** Start of Exercise material **

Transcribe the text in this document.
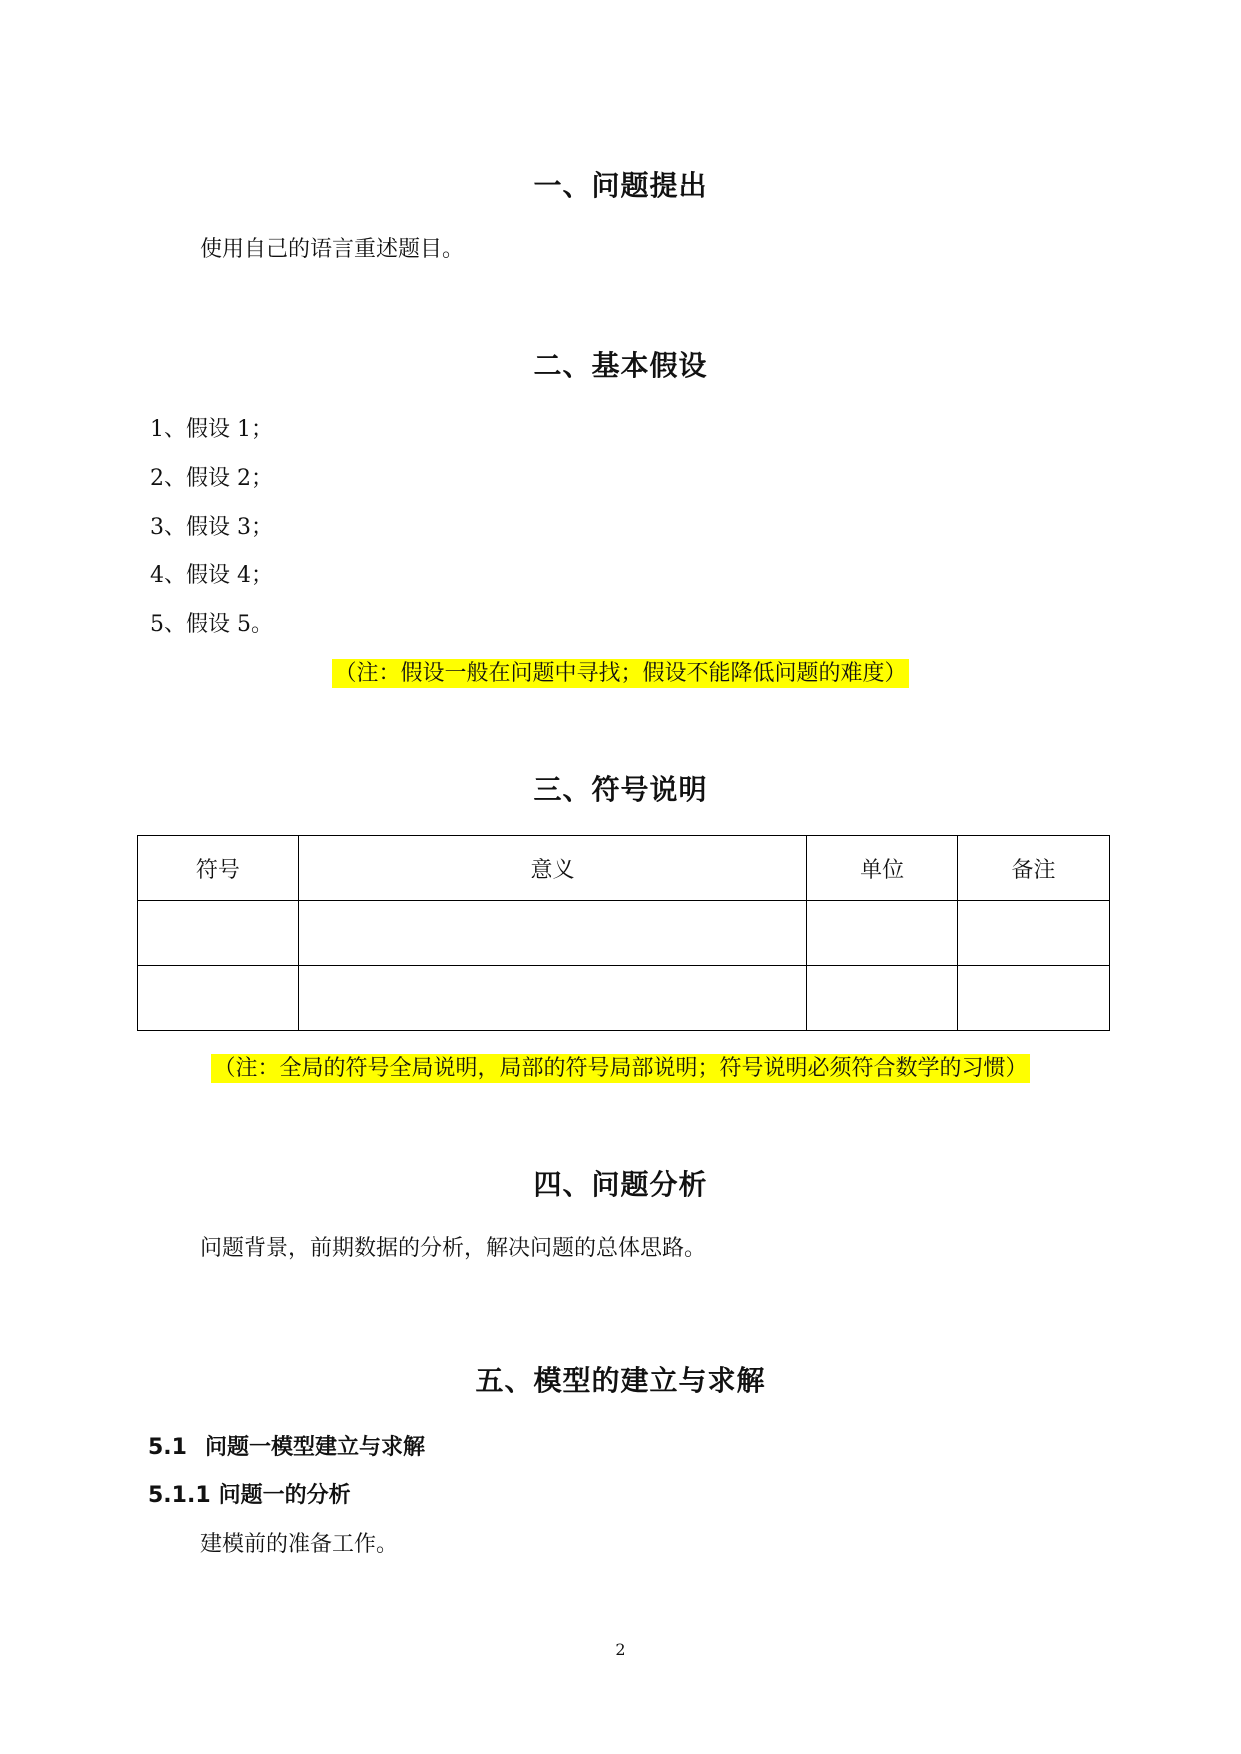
一、问题提出

使用自己的语言重述题目。

二、基本假设

1、假设 1；

2、假设 2；

3、假设 3；

4、假设 4；

5、假设 5。

（注：假设一般在问题中寻找；假设不能降低问题的难度）
三、符号说明
符号	意义	单位	备注

（注：全局的符号全局说明，局部的符号局部说明；符号说明必须符合数学的习惯）
四、问题分析

问题背景，前期数据的分析，解决问题的总体思路。

五、模型的建立与求解

5.1 问题一模型建立与求解

5.1.1 问题一的分析

建模前的准备工作。

2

** End of Exercise material **

Exercise directions: Copy every line above word for word and exclude the pictures.

Expected answer:
Transcribe the text in this document.
一、问题提出

使用自己的语言重述题目。

二、基本假设

1、假设 1；

2、假设 2；

3、假设 3；

4、假设 4；

5、假设 5。

（注：假设一般在问题中寻找；假设不能降低问题的难度）
三、符号说明
符号	意义	单位	备注

（注：全局的符号全局说明，局部的符号局部说明；符号说明必须符合数学的习惯）
四、问题分析

问题背景，前期数据的分析，解决问题的总体思路。

五、模型的建立与求解

5.1 问题一模型建立与求解

5.1.1 问题一的分析

建模前的准备工作。

2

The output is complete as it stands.